> _Direction_:
Omit all pictures and give the records below again exactly as written.

[start Entries provided]

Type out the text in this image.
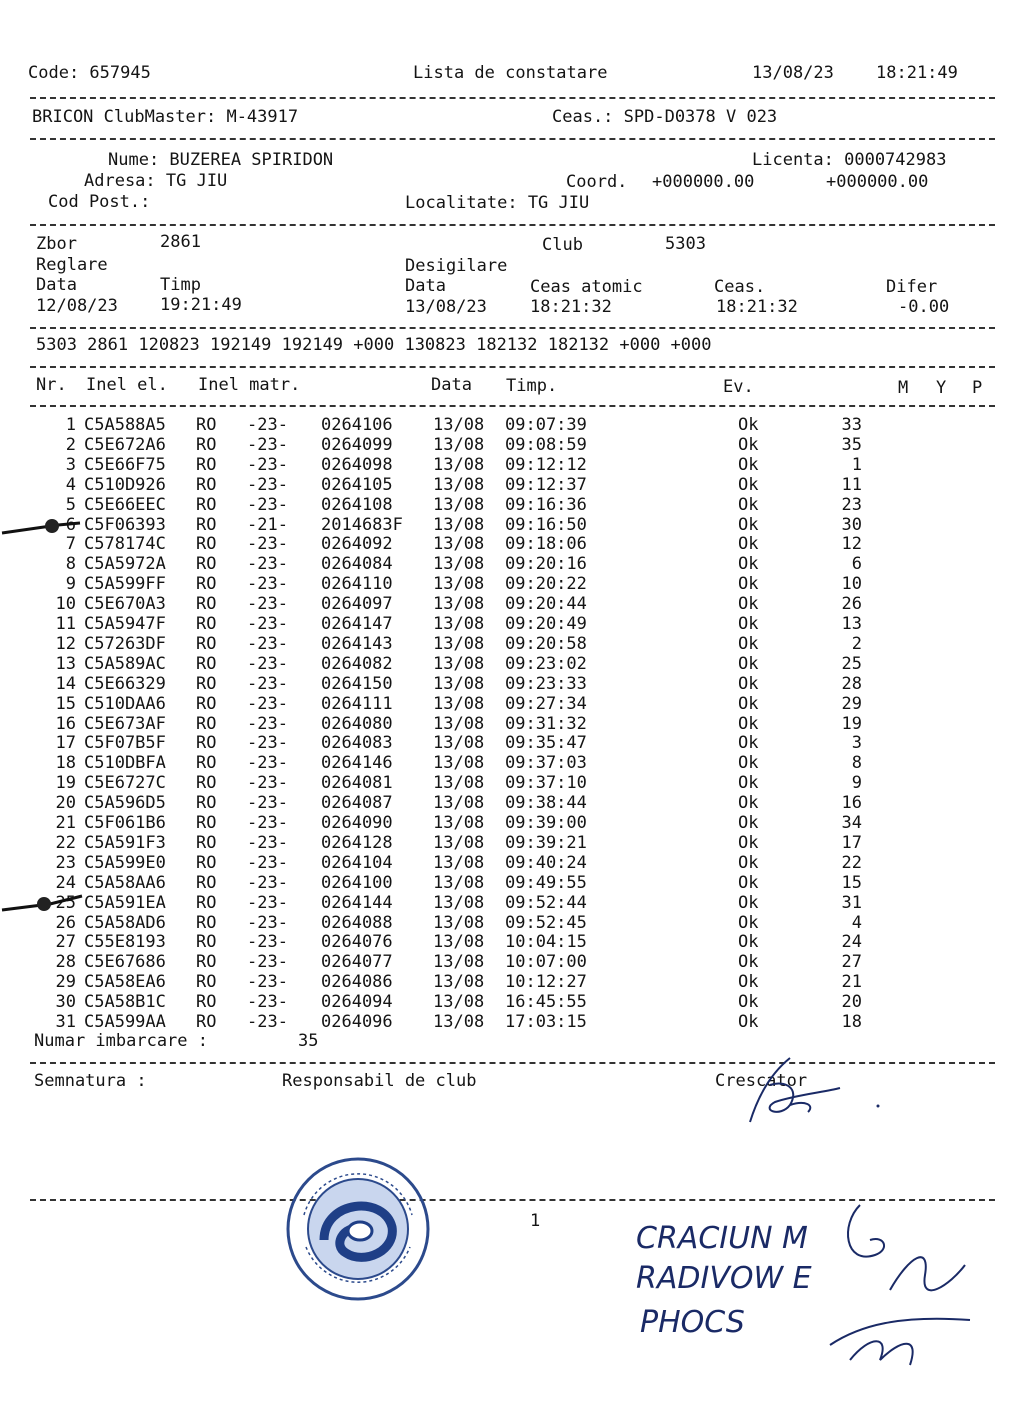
Code: 657945	Lista de constatare	13/08/23 18:21:49
BRICON ClubMaster: M-43917	Ceas.: SPD-D0378 V 023
Nume: BUZEREA SPIRIDON	Licenta: 0000742983
Adresa: TG JIU	Coord. +000000.00	+000000.00
Cod Post.:	Localitate: TG JIU
Zbor	2861	Club	5303
Reglare	Desigilare
Data	Timp	Data	Ceas atomic	Ceas.	Difer
12/08/23 19:21:49	13/08/23	18:21:32	18:21:32	-0.00
5303 2861 120823 192149 192149 +000 130823 182132 182132 +000 +000
Nr. Inel el. Inel matr.	Data Timp.	Ev.	M Y P
1 C5A588A5 RO -23- 0264106 13/08 09:07:39	Ok	33
2 C5E672A6 RO -23- 0264099 13/08 09:08:59	Ok	35
3 C5E66F75 RO -23- 0264098 13/08 09:12:12	Ok	1
4 C510D926 RO -23- 0264105 13/08 09:12:37	Ok	11
5 C5E66EEC RO -23- 0264108 13/08 09:16:36	Ok	23
6 C5F06393 RO -21- 2014683F 13/08 09:16:50	Ok	30
7 C578174C RO -23- 0264092 13/08 09:18:06	Ok	12
8 C5A5972A RO -23- 0264084 13/08 09:20:16	Ok	6
9 C5A599FF RO -23- 0264110 13/08 09:20:22	Ok	10
10 C5E670A3 RO -23- 0264097 13/08 09:20:44	Ok	26
11 C5A5947F RO -23- 0264147 13/08 09:20:49	Ok	13
12 C57263DF RO -23- 0264143 13/08 09:20:58	Ok	2
13 C5A589AC RO -23- 0264082 13/08 09:23:02	Ok	25
14 C5E66329 RO -23- 0264150 13/08 09:23:33	Ok	28
15 C510DAA6 RO -23- 0264111 13/08 09:27:34	Ok	29
16 C5E673AF RO -23- 0264080 13/08 09:31:32	Ok	19
17 C5F07B5F RO -23- 0264083 13/08 09:35:47	Ok	3
18 C510DBFA RO -23- 0264146 13/08 09:37:03	Ok	8
19 C5E6727C RO -23- 0264081 13/08 09:37:10	Ok	9
20 C5A596D5 RO -23- 0264087 13/08 09:38:44	Ok	16
21 C5F061B6 RO -23- 0264090 13/08 09:39:00	Ok	34
22 C5A591F3 RO -23- 0264128 13/08 09:39:21	Ok	17
23 C5A599E0 RO -23- 0264104 13/08 09:40:24	Ok	22
24 C5A58AA6 RO -23- 0264100 13/08 09:49:55	Ok	15
25 C5A591EA RO -23- 0264144 13/08 09:52:44	Ok	31
26 C5A58AD6 RO -23- 0264088 13/08 09:52:45	Ok	4
27 C55E8193 RO -23- 0264076 13/08 10:04:15	Ok	24
28 C5E67686 RO -23- 0264077 13/08 10:07:00	Ok	27
29 C5A58EA6 RO -23- 0264086 13/08 10:12:27	Ok	21
30 C5A58B1C RO -23- 0264094 13/08 16:45:55	Ok	20
31 C5A599AA RO -23- 0264096 13/08 17:03:15	Ok	18
Numar imbarcare :	35
Semnatura :	Responsabil de club	Crescator
1	CRACIUN M
RADIVOW E
PHOCS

[end Entries provided]

> _The answer_:
Type out the text in this image.
Code: 657945	Lista de constatare	13/08/23 18:21:49
BRICON ClubMaster: M-43917	Ceas.: SPD-D0378 V 023
Nume: BUZEREA SPIRIDON	Licenta: 0000742983
Adresa: TG JIU	Coord. +000000.00	+000000.00
Cod Post.:	Localitate: TG JIU
Zbor	2861	Club	5303
Reglare	Desigilare
Data	Timp	Data	Ceas atomic	Ceas.	Difer
12/08/23 19:21:49	13/08/23	18:21:32	18:21:32	-0.00
5303 2861 120823 192149 192149 +000 130823 182132 182132 +000 +000
Nr. Inel el. Inel matr.	Data Timp.	Ev.	M Y P
1 C5A588A5 RO -23- 0264106 13/08 09:07:39	Ok	33
2 C5E672A6 RO -23- 0264099 13/08 09:08:59	Ok	35
3 C5E66F75 RO -23- 0264098 13/08 09:12:12	Ok	1
4 C510D926 RO -23- 0264105 13/08 09:12:37	Ok	11
5 C5E66EEC RO -23- 0264108 13/08 09:16:36	Ok	23
6 C5F06393 RO -21- 2014683F 13/08 09:16:50	Ok	30
7 C578174C RO -23- 0264092 13/08 09:18:06	Ok	12
8 C5A5972A RO -23- 0264084 13/08 09:20:16	Ok	6
9 C5A599FF RO -23- 0264110 13/08 09:20:22	Ok	10
10 C5E670A3 RO -23- 0264097 13/08 09:20:44	Ok	26
11 C5A5947F RO -23- 0264147 13/08 09:20:49	Ok	13
12 C57263DF RO -23- 0264143 13/08 09:20:58	Ok	2
13 C5A589AC RO -23- 0264082 13/08 09:23:02	Ok	25
14 C5E66329 RO -23- 0264150 13/08 09:23:33	Ok	28
15 C510DAA6 RO -23- 0264111 13/08 09:27:34	Ok	29
16 C5E673AF RO -23- 0264080 13/08 09:31:32	Ok	19
17 C5F07B5F RO -23- 0264083 13/08 09:35:47	Ok	3
18 C510DBFA RO -23- 0264146 13/08 09:37:03	Ok	8
19 C5E6727C RO -23- 0264081 13/08 09:37:10	Ok	9
20 C5A596D5 RO -23- 0264087 13/08 09:38:44	Ok	16
21 C5F061B6 RO -23- 0264090 13/08 09:39:00	Ok	34
22 C5A591F3 RO -23- 0264128 13/08 09:39:21	Ok	17
23 C5A599E0 RO -23- 0264104 13/08 09:40:24	Ok	22
24 C5A58AA6 RO -23- 0264100 13/08 09:49:55	Ok	15
25 C5A591EA RO -23- 0264144 13/08 09:52:44	Ok	31
26 C5A58AD6 RO -23- 0264088 13/08 09:52:45	Ok	4
27 C55E8193 RO -23- 0264076 13/08 10:04:15	Ok	24
28 C5E67686 RO -23- 0264077 13/08 10:07:00	Ok	27
29 C5A58EA6 RO -23- 0264086 13/08 10:12:27	Ok	21
30 C5A58B1C RO -23- 0264094 13/08 16:45:55	Ok	20
31 C5A599AA RO -23- 0264096 13/08 17:03:15	Ok	18
Numar imbarcare :	35
Semnatura :	Responsabil de club	Crescator
1	CRACIUN M
RADIVOW E
PHOCS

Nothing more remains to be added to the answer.